Listed entries =
_____

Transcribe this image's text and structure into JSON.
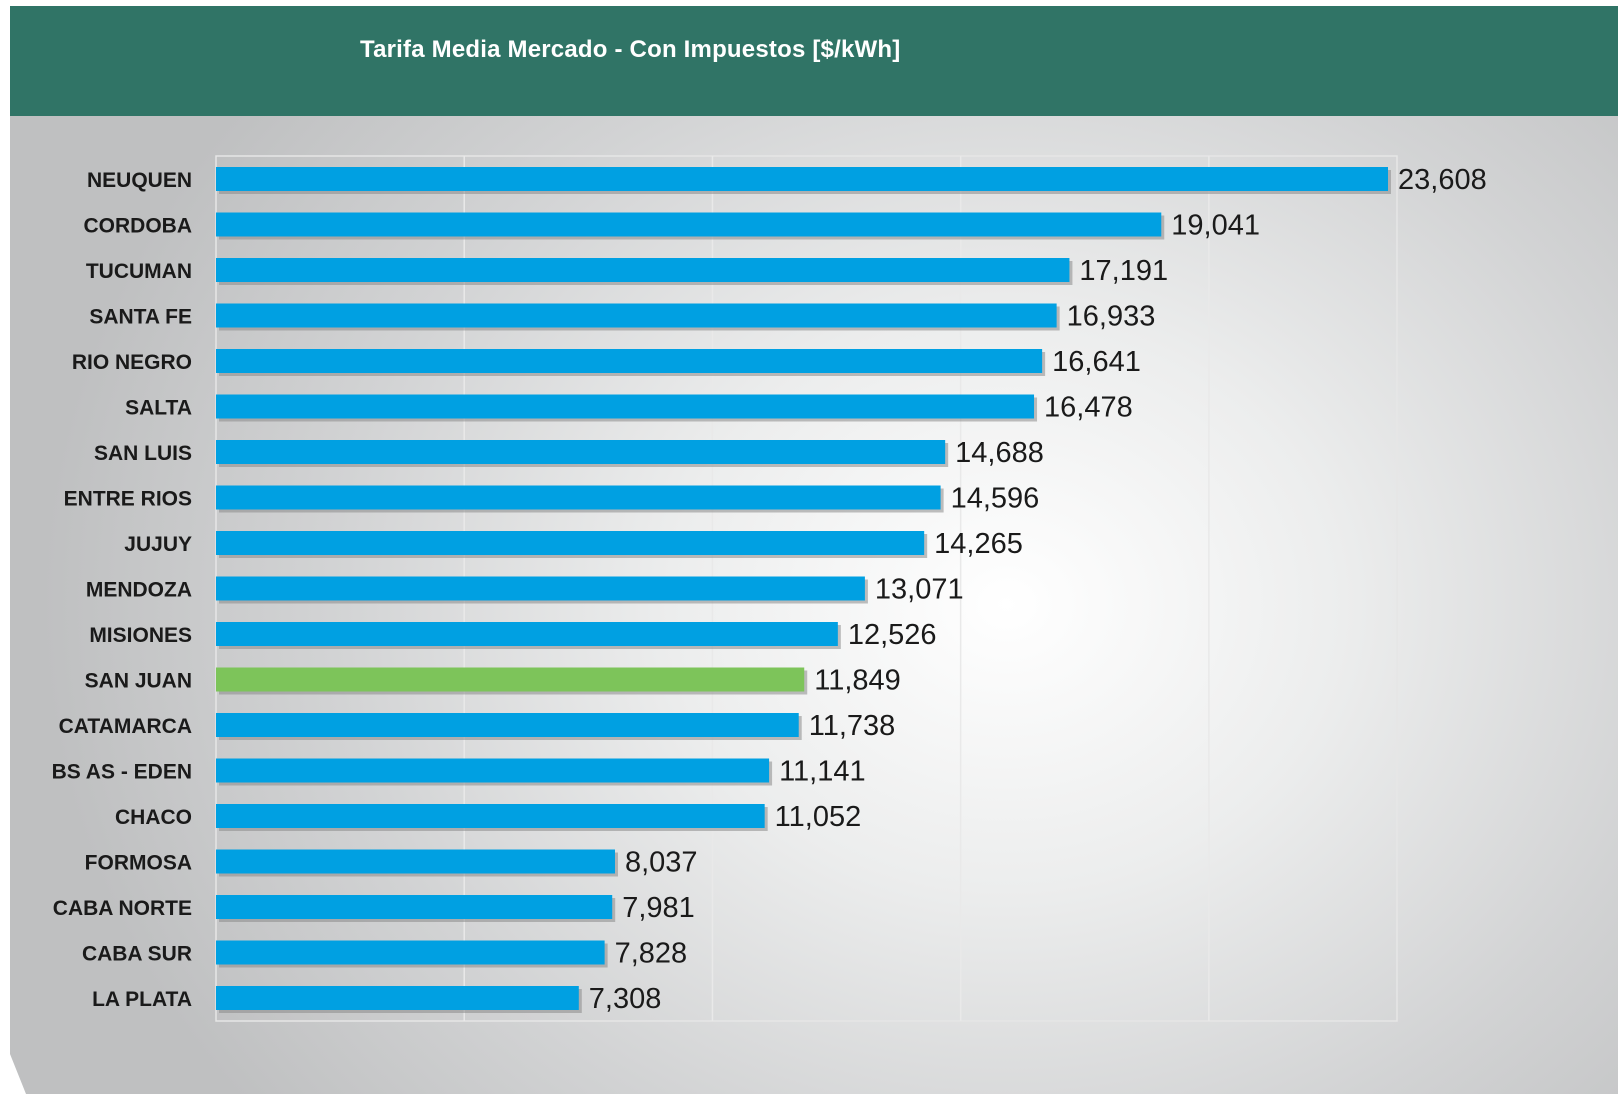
{
  "chart_data": {
    "type": "bar",
    "orientation": "horizontal",
    "title": "Tarifa Media Mercado - Con Impuestos [$/kWh]",
    "xlabel": "",
    "ylabel": "",
    "categories": [
      "NEUQUEN",
      "CORDOBA",
      "TUCUMAN",
      "SANTA FE",
      "RIO NEGRO",
      "SALTA",
      "SAN LUIS",
      "ENTRE RIOS",
      "JUJUY",
      "MENDOZA",
      "MISIONES",
      "SAN JUAN",
      "CATAMARCA",
      "BS AS - EDEN",
      "CHACO",
      "FORMOSA",
      "CABA NORTE",
      "CABA SUR",
      "LA PLATA"
    ],
    "values": [
      23.608,
      19.041,
      17.191,
      16.933,
      16.641,
      16.478,
      14.688,
      14.596,
      14.265,
      13.071,
      12.526,
      11.849,
      11.738,
      11.141,
      11.052,
      8.037,
      7.981,
      7.828,
      7.308
    ],
    "value_labels": [
      "23,608",
      "19,041",
      "17,191",
      "16,933",
      "16,641",
      "16,478",
      "14,688",
      "14,596",
      "14,265",
      "13,071",
      "12,526",
      "11,849",
      "11,738",
      "11,141",
      "11,052",
      "8,037",
      "7,981",
      "7,828",
      "7,308"
    ],
    "xlim": [
      0,
      25
    ],
    "grid": true,
    "legend": "none",
    "bar_color": "#00a0e2",
    "highlight_category": "SAN JUAN",
    "highlight_color": "#7dc45a"
  },
  "colors": {
    "header": "#307466",
    "title_text": "#ffffff",
    "label_text": "#1a1a1a"
  }
}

_____

Short exercise =
Reproduce the material in full, word for word, and omit the pictures.

Solution to the problem =
Transcribe this image's text and structure into JSON.
{
  "chart_data": {
    "type": "bar",
    "orientation": "horizontal",
    "title": "Tarifa Media Mercado - Con Impuestos [$/kWh]",
    "xlabel": "",
    "ylabel": "",
    "categories": [
      "NEUQUEN",
      "CORDOBA",
      "TUCUMAN",
      "SANTA FE",
      "RIO NEGRO",
      "SALTA",
      "SAN LUIS",
      "ENTRE RIOS",
      "JUJUY",
      "MENDOZA",
      "MISIONES",
      "SAN JUAN",
      "CATAMARCA",
      "BS AS - EDEN",
      "CHACO",
      "FORMOSA",
      "CABA NORTE",
      "CABA SUR",
      "LA PLATA"
    ],
    "values": [
      23.608,
      19.041,
      17.191,
      16.933,
      16.641,
      16.478,
      14.688,
      14.596,
      14.265,
      13.071,
      12.526,
      11.849,
      11.738,
      11.141,
      11.052,
      8.037,
      7.981,
      7.828,
      7.308
    ],
    "value_labels": [
      "23,608",
      "19,041",
      "17,191",
      "16,933",
      "16,641",
      "16,478",
      "14,688",
      "14,596",
      "14,265",
      "13,071",
      "12,526",
      "11,849",
      "11,738",
      "11,141",
      "11,052",
      "8,037",
      "7,981",
      "7,828",
      "7,308"
    ],
    "xlim": [
      0,
      25
    ],
    "grid": true,
    "legend": "none",
    "bar_color": "#00a0e2",
    "highlight_category": "SAN JUAN",
    "highlight_color": "#7dc45a"
  },
  "colors": {
    "header": "#307466",
    "title_text": "#ffffff",
    "label_text": "#1a1a1a"
  }
}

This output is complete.